▶ Written exercise
Pick out every line holding the string "VOCs" and copy it.
----------
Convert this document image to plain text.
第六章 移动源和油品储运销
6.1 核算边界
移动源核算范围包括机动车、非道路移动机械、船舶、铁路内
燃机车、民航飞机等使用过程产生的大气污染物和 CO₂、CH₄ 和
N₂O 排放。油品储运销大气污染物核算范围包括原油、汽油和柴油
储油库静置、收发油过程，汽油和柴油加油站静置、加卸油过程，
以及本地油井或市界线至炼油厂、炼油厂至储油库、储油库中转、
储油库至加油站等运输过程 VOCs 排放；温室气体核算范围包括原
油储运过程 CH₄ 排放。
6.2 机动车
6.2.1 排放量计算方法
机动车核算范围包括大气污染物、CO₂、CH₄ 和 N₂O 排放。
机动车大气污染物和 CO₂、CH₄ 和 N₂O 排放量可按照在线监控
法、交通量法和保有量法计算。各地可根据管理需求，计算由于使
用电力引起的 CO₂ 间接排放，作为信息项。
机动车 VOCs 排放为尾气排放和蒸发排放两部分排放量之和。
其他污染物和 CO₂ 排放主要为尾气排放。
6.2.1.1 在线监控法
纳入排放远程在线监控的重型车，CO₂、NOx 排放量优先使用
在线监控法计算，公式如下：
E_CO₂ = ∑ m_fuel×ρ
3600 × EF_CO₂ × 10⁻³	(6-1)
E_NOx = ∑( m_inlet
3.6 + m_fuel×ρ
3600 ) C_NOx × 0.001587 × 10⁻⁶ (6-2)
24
----------
▶ Solution
储油库至加油站等运输过程 VOCs 排放；温室气体核算范围包括原
机动车 VOCs 排放为尾气排放和蒸发排放两部分排放量之和。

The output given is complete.